##### Source data

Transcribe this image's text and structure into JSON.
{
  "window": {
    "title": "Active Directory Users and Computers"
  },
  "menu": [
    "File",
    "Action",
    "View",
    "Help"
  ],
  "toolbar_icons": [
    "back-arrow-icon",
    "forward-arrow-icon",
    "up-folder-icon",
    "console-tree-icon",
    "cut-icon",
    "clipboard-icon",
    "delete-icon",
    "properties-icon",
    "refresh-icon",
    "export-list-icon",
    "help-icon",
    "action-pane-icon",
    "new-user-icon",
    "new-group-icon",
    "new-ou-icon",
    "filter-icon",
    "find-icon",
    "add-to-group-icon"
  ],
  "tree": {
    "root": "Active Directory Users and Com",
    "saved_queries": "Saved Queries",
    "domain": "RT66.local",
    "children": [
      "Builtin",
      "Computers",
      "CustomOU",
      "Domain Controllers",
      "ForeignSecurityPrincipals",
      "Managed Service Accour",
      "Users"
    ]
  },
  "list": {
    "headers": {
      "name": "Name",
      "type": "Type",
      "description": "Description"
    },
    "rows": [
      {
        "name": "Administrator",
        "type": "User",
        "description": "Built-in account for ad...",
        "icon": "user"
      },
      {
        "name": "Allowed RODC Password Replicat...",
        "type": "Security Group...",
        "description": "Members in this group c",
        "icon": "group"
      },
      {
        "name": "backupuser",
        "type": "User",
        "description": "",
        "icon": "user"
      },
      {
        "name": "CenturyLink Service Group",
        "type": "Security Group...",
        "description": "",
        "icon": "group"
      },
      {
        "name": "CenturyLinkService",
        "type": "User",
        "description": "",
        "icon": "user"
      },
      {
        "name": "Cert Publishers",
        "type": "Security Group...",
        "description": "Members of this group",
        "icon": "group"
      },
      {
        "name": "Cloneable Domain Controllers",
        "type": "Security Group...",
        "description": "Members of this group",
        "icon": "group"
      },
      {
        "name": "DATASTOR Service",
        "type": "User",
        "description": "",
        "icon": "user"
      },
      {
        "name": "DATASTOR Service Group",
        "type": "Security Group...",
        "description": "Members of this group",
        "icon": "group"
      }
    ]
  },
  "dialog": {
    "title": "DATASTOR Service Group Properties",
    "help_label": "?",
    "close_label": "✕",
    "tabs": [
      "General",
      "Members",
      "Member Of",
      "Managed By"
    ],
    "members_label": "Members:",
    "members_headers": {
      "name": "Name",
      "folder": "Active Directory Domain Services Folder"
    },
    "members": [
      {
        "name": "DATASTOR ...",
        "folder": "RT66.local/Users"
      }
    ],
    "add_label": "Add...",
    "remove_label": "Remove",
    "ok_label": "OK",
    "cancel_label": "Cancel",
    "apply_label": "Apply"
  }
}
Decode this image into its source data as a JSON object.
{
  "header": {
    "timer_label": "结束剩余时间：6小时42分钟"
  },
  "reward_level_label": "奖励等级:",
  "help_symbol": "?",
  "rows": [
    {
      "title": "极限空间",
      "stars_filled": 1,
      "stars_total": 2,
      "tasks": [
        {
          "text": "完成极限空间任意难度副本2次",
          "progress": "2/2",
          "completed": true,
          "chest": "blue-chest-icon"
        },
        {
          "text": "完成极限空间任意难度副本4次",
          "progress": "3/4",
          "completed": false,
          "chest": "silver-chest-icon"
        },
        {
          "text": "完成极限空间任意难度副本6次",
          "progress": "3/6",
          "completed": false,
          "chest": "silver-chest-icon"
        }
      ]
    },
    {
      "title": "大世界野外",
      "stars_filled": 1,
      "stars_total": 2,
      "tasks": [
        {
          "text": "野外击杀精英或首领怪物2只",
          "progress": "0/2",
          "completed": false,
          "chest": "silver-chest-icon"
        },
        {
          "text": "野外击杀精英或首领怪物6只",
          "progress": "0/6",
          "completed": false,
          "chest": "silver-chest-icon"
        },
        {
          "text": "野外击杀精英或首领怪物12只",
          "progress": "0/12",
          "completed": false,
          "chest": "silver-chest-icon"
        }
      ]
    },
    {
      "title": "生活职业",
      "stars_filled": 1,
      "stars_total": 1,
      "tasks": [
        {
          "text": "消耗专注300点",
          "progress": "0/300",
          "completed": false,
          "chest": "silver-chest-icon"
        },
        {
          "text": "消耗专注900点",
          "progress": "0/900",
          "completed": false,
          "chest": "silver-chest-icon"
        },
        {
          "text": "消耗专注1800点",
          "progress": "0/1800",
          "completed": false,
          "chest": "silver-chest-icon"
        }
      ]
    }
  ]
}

##########

**What to work on**
Type the whole listing again, unaltered.

**Result of the exercise**
Transcribe this image's text and structure into JSON.
{
  "window": {
    "title": "Active Directory Users and Computers"
  },
  "menu": [
    "File",
    "Action",
    "View",
    "Help"
  ],
  "toolbar_icons": [
    "back-arrow-icon",
    "forward-arrow-icon",
    "up-folder-icon",
    "console-tree-icon",
    "cut-icon",
    "clipboard-icon",
    "delete-icon",
    "properties-icon",
    "refresh-icon",
    "export-list-icon",
    "help-icon",
    "action-pane-icon",
    "new-user-icon",
    "new-group-icon",
    "new-ou-icon",
    "filter-icon",
    "find-icon",
    "add-to-group-icon"
  ],
  "tree": {
    "root": "Active Directory Users and Com",
    "saved_queries": "Saved Queries",
    "domain": "RT66.local",
    "children": [
      "Builtin",
      "Computers",
      "CustomOU",
      "Domain Controllers",
      "ForeignSecurityPrincipals",
      "Managed Service Accour",
      "Users"
    ]
  },
  "list": {
    "headers": {
      "name": "Name",
      "type": "Type",
      "description": "Description"
    },
    "rows": [
      {
        "name": "Administrator",
        "type": "User",
        "description": "Built-in account for ad...",
        "icon": "user"
      },
      {
        "name": "Allowed RODC Password Replicat...",
        "type": "Security Group...",
        "description": "Members in this group c",
        "icon": "group"
      },
      {
        "name": "backupuser",
        "type": "User",
        "description": "",
        "icon": "user"
      },
      {
        "name": "CenturyLink Service Group",
        "type": "Security Group...",
        "description": "",
        "icon": "group"
      },
      {
        "name": "CenturyLinkService",
        "type": "User",
        "description": "",
        "icon": "user"
      },
      {
        "name": "Cert Publishers",
        "type": "Security Group...",
        "description": "Members of this group",
        "icon": "group"
      },
      {
        "name": "Cloneable Domain Controllers",
        "type": "Security Group...",
        "description": "Members of this group",
        "icon": "group"
      },
      {
        "name": "DATASTOR Service",
        "type": "User",
        "description": "",
        "icon": "user"
      },
      {
        "name": "DATASTOR Service Group",
        "type": "Security Group...",
        "description": "Members of this group",
        "icon": "group"
      }
    ]
  },
  "dialog": {
    "title": "DATASTOR Service Group Properties",
    "help_label": "?",
    "close_label": "✕",
    "tabs": [
      "General",
      "Members",
      "Member Of",
      "Managed By"
    ],
    "members_label": "Members:",
    "members_headers": {
      "name": "Name",
      "folder": "Active Directory Domain Services Folder"
    },
    "members": [
      {
        "name": "DATASTOR ...",
        "folder": "RT66.local/Users"
      }
    ],
    "add_label": "Add...",
    "remove_label": "Remove",
    "ok_label": "OK",
    "cancel_label": "Cancel",
    "apply_label": "Apply"
  }
}
Decode this image into its source data as a JSON object.
{
  "header": {
    "timer_label": "结束剩余时间：6小时42分钟"
  },
  "reward_level_label": "奖励等级:",
  "help_symbol": "?",
  "rows": [
    {
      "title": "极限空间",
      "stars_filled": 1,
      "stars_total": 2,
      "tasks": [
        {
          "text": "完成极限空间任意难度副本2次",
          "progress": "2/2",
          "completed": true,
          "chest": "blue-chest-icon"
        },
        {
          "text": "完成极限空间任意难度副本4次",
          "progress": "3/4",
          "completed": false,
          "chest": "silver-chest-icon"
        },
        {
          "text": "完成极限空间任意难度副本6次",
          "progress": "3/6",
          "completed": false,
          "chest": "silver-chest-icon"
        }
      ]
    },
    {
      "title": "大世界野外",
      "stars_filled": 1,
      "stars_total": 2,
      "tasks": [
        {
          "text": "野外击杀精英或首领怪物2只",
          "progress": "0/2",
          "completed": false,
          "chest": "silver-chest-icon"
        },
        {
          "text": "野外击杀精英或首领怪物6只",
          "progress": "0/6",
          "completed": false,
          "chest": "silver-chest-icon"
        },
        {
          "text": "野外击杀精英或首领怪物12只",
          "progress": "0/12",
          "completed": false,
          "chest": "silver-chest-icon"
        }
      ]
    },
    {
      "title": "生活职业",
      "stars_filled": 1,
      "stars_total": 1,
      "tasks": [
        {
          "text": "消耗专注300点",
          "progress": "0/300",
          "completed": false,
          "chest": "silver-chest-icon"
        },
        {
          "text": "消耗专注900点",
          "progress": "0/900",
          "completed": false,
          "chest": "silver-chest-icon"
        },
        {
          "text": "消耗专注1800点",
          "progress": "0/1800",
          "completed": false,
          "chest": "silver-chest-icon"
        }
      ]
    }
  ]
}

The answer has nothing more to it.